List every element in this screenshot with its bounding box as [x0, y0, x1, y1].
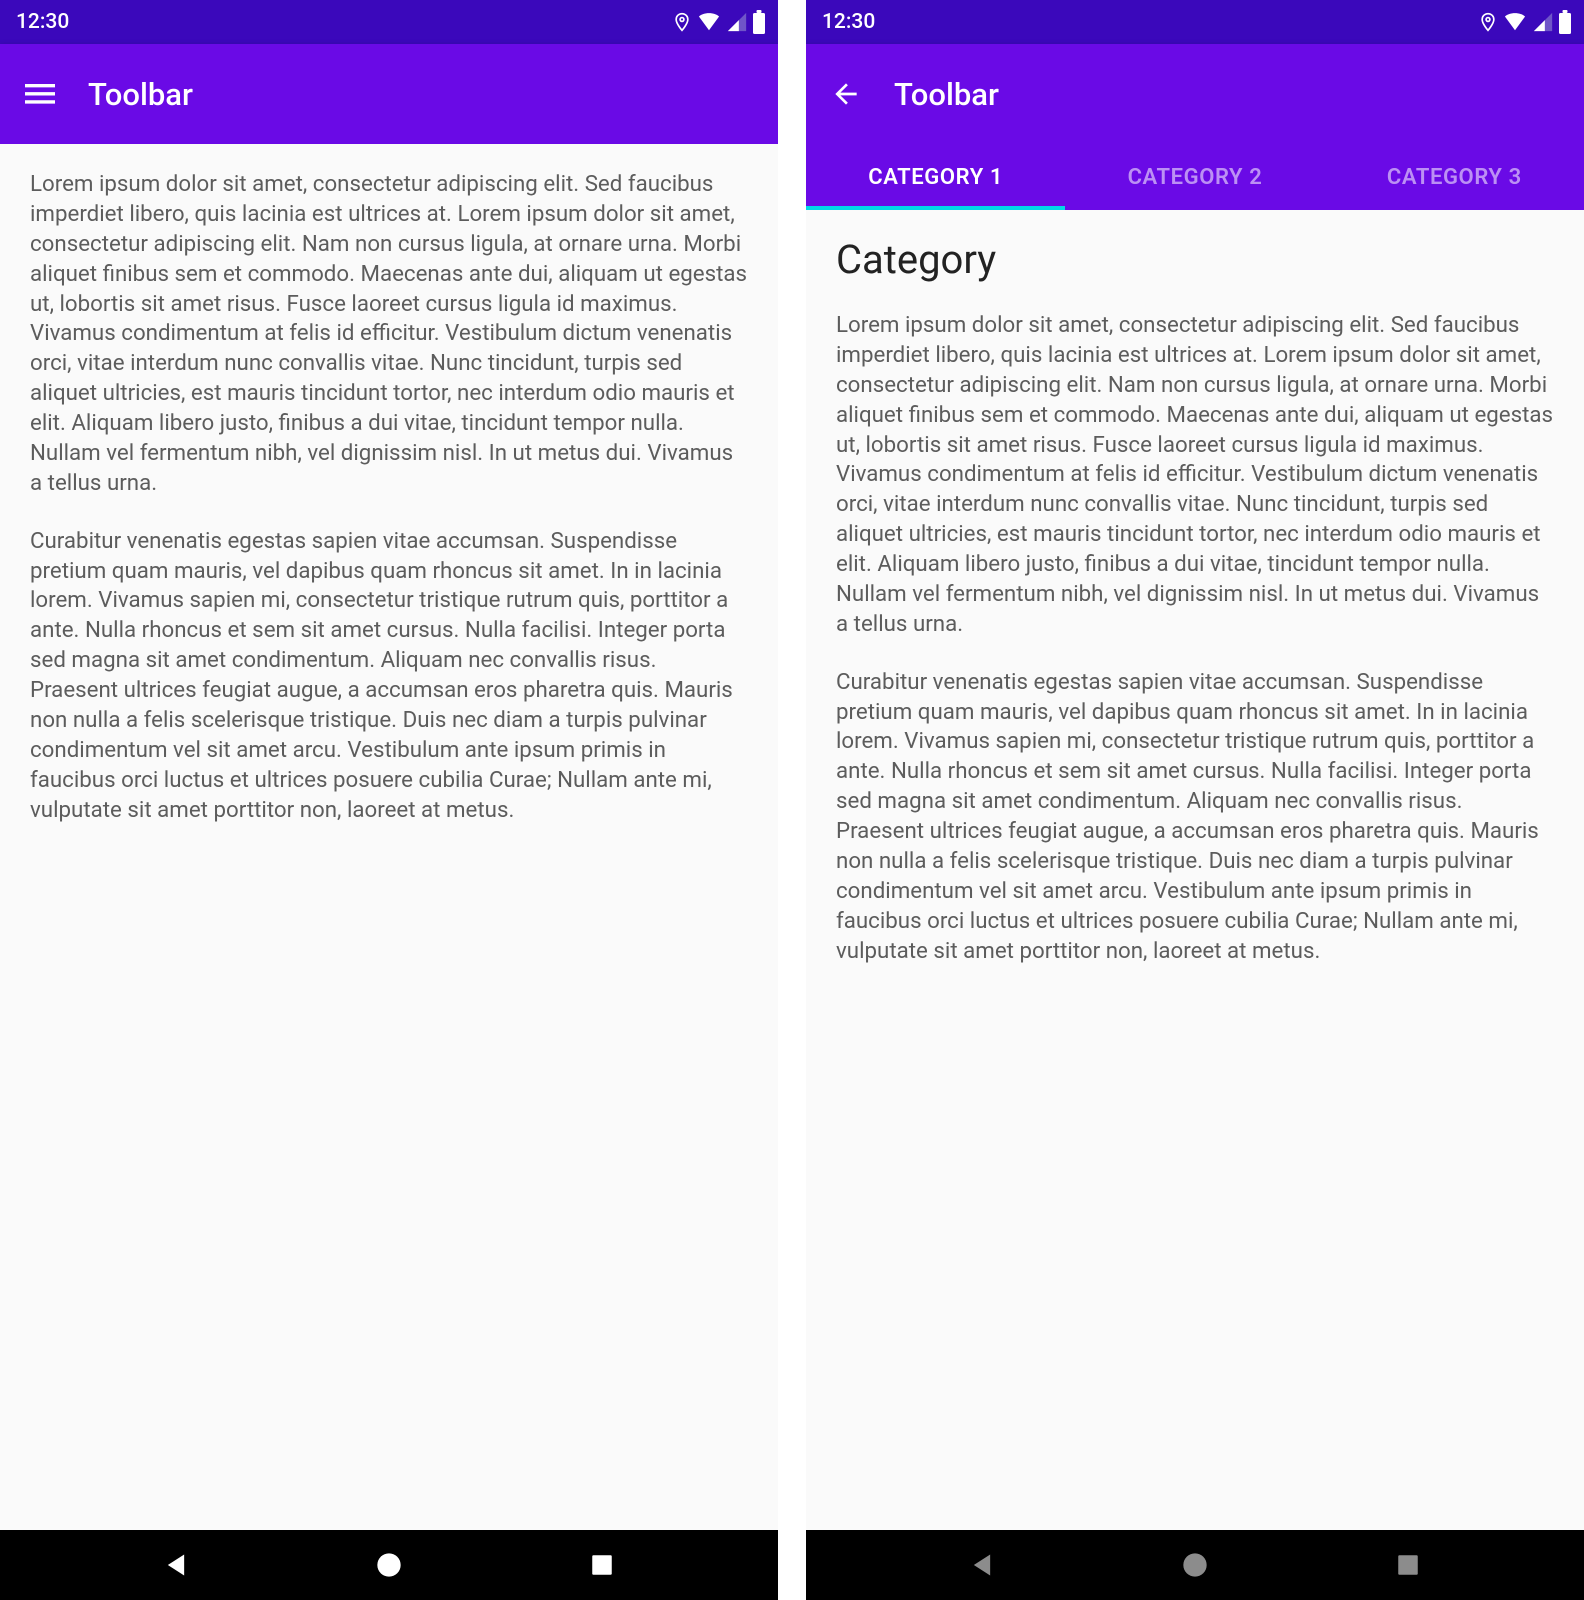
circle-home-icon	[1181, 1551, 1209, 1579]
nav-back-button[interactable]	[962, 1545, 1002, 1585]
tab-category-2[interactable]: CATEGORY 2	[1065, 144, 1324, 210]
wifi-icon	[1502, 11, 1528, 33]
back-button[interactable]	[806, 44, 886, 144]
tab-label: CATEGORY 3	[1387, 165, 1522, 190]
signal-icon	[726, 11, 748, 33]
nav-home-button[interactable]	[1175, 1545, 1215, 1585]
location-icon	[1478, 10, 1498, 34]
content-area[interactable]: Lorem ipsum dolor sit amet, consectetur …	[0, 144, 778, 1530]
nav-recents-button[interactable]	[1388, 1545, 1428, 1585]
battery-icon	[1558, 10, 1572, 34]
tab-category-1[interactable]: CATEGORY 1	[806, 144, 1065, 210]
status-time: 12:30	[12, 10, 69, 34]
toolbar-title: Toolbar	[80, 76, 193, 113]
nav-home-button[interactable]	[369, 1545, 409, 1585]
body-paragraph: Lorem ipsum dolor sit amet, consectetur …	[30, 170, 748, 499]
battery-icon	[752, 10, 766, 34]
status-icons	[1478, 10, 1572, 34]
content-area[interactable]: Category Lorem ipsum dolor sit amet, con…	[806, 210, 1584, 1530]
body-paragraph: Curabitur venenatis egestas sapien vitae…	[836, 668, 1554, 967]
body-paragraph: Curabitur venenatis egestas sapien vitae…	[30, 527, 748, 826]
tab-label: CATEGORY 1	[868, 165, 1003, 190]
system-nav-bar	[806, 1530, 1584, 1600]
status-bar: 12:30	[0, 0, 778, 44]
tab-indicator	[806, 206, 1065, 210]
device-left: 12:30 Toolbar Lo	[0, 0, 778, 1600]
circle-home-icon	[375, 1551, 403, 1579]
nav-recents-button[interactable]	[582, 1545, 622, 1585]
app-bar: Toolbar	[0, 44, 778, 144]
square-recents-icon	[1395, 1552, 1421, 1578]
tab-category-3[interactable]: CATEGORY 3	[1325, 144, 1584, 210]
system-nav-bar	[0, 1530, 778, 1600]
tab-label: CATEGORY 2	[1128, 165, 1263, 190]
toolbar-title: Toolbar	[886, 76, 999, 113]
hamburger-icon	[25, 79, 55, 109]
square-recents-icon	[589, 1552, 615, 1578]
content-heading: Category	[836, 236, 1554, 283]
status-icons	[672, 10, 766, 34]
nav-back-button[interactable]	[156, 1545, 196, 1585]
device-right: 12:30 Toolbar	[806, 0, 1584, 1600]
triangle-back-icon	[968, 1551, 996, 1579]
status-bar: 12:30	[806, 0, 1584, 44]
hamburger-menu-button[interactable]	[0, 44, 80, 144]
app-bar: Toolbar CATEGORY 1 CATEGORY 2 CATEGORY 3	[806, 44, 1584, 210]
arrow-back-icon	[830, 78, 862, 110]
triangle-back-icon	[162, 1551, 190, 1579]
location-icon	[672, 10, 692, 34]
wifi-icon	[696, 11, 722, 33]
body-paragraph: Lorem ipsum dolor sit amet, consectetur …	[836, 311, 1554, 640]
signal-icon	[1532, 11, 1554, 33]
status-time: 12:30	[818, 10, 875, 34]
tab-bar: CATEGORY 1 CATEGORY 2 CATEGORY 3	[806, 144, 1584, 210]
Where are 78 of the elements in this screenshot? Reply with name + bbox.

● ● ● ●

Work to be completed: Convert every line of the records above into a Markdown table with the columns "Row" and "Record line," numbering the rows in order and skipping blank lines. Omit the pictures from the table.

Answer to the problem:
| Row | Record line |
|---|---|
| 1 | List every element in this screenshot with its bounding box as [x0, y0, x1, y1]. |
| 2 | circle-home-icon	[1181, 1551, 1209, 1579] |
| 3 | nav-back-button[interactable]	[962, 1545, 1002, 1585] |
| 4 | tab-category-2[interactable]: CATEGORY 2	[1065, 144, 1324, 210] |
| 5 | wifi-icon	[1502, 11, 1528, 33] |
| 6 | back-button[interactable]	[806, 44, 886, 144] |
| 7 | tab-label: CATEGORY 3	[1387, 165, 1522, 190] |
| 8 | signal-icon	[726, 11, 748, 33] |
| 9 | nav-home-button[interactable]	[1175, 1545, 1215, 1585] |
| 10 | location-icon	[1478, 10, 1498, 34] |
| 11 | content-area[interactable]: Lorem ipsum dolor sit amet, consectetur …	[0, 144, 778, 1530] |
| 12 | nav-recents-button[interactable]	[1388, 1545, 1428, 1585] |
| 13 | battery-icon	[1558, 10, 1572, 34] |
| 14 | tab-category-1[interactable]: CATEGORY 1	[806, 144, 1065, 210] |
| 15 | status-time: 12:30	[12, 10, 69, 34] |
| 16 | toolbar-title: Toolbar	[80, 76, 193, 113] |
| 17 | nav-home-button[interactable]	[369, 1545, 409, 1585] |
| 18 | body-paragraph: Lorem ipsum dolor sit amet, consectetur …	[30, 170, 748, 499] |
| 19 | battery-icon	[752, 10, 766, 34] |
| 20 | status-icons	[1478, 10, 1572, 34] |
| 21 | content-area[interactable]: Category Lorem ipsum dolor sit amet, con…	[806, 210, 1584, 1530] |
| 22 | body-paragraph: Curabitur venenatis egestas sapien vitae…	[836, 668, 1554, 967] |
| 23 | body-paragraph: Curabitur venenatis egestas sapien vitae…	[30, 527, 748, 826] |
| 24 | tab-label: CATEGORY 1	[868, 165, 1003, 190] |
| 25 | system-nav-bar	[806, 1530, 1584, 1600] |
| 26 | status-bar: 12:30	[0, 0, 778, 44] |
| 27 | tab-indicator	[806, 206, 1065, 210] |
| 28 | device-left: 12:30 Toolbar Lo	[0, 0, 778, 1600] |
| 29 | circle-home-icon	[375, 1551, 403, 1579] |
| 30 | nav-recents-button[interactable]	[582, 1545, 622, 1585] |
| 31 | app-bar: Toolbar	[0, 44, 778, 144] |
| 32 | square-recents-icon	[1395, 1552, 1421, 1578] |
| 33 | tab-category-3[interactable]: CATEGORY 3	[1325, 144, 1584, 210] |
| 34 | system-nav-bar	[0, 1530, 778, 1600] |
| 35 | tab-label: CATEGORY 2	[1128, 165, 1263, 190] |
| 36 | toolbar-title: Toolbar	[886, 76, 999, 113] |
| 37 | hamburger-icon	[25, 79, 55, 109] |
| 38 | square-recents-icon	[589, 1552, 615, 1578] |
| 39 | content-heading: Category	[836, 236, 1554, 283] |
| 40 | status-icons	[672, 10, 766, 34] |
| 41 | nav-back-button[interactable]	[156, 1545, 196, 1585] |
| 42 | device-right: 12:30 Toolbar	[806, 0, 1584, 1600] |
| 43 | triangle-back-icon	[968, 1551, 996, 1579] |
| 44 | status-bar: 12:30	[806, 0, 1584, 44] |
| 45 | hamburger-menu-button[interactable]	[0, 44, 80, 144] |
| 46 | app-bar: Toolbar CATEGORY 1 CATEGORY 2 CATEGORY 3	[806, 44, 1584, 210] |
| 47 | arrow-back-icon	[830, 78, 862, 110] |
| 48 | triangle-back-icon	[162, 1551, 190, 1579] |
| 49 | location-icon	[672, 10, 692, 34] |
| 50 | wifi-icon	[696, 11, 722, 33] |
| 51 | body-paragraph: Lorem ipsum dolor sit amet, consectetur …	[836, 311, 1554, 640] |
| 52 | signal-icon	[1532, 11, 1554, 33] |
| 53 | status-time: 12:30	[818, 10, 875, 34] |
| 54 | tab-bar: CATEGORY 1 CATEGORY 2 CATEGORY 3	[806, 144, 1584, 210] |
| 55 | Where are 78 of the elements in this screenshot? Reply with name + bbox. |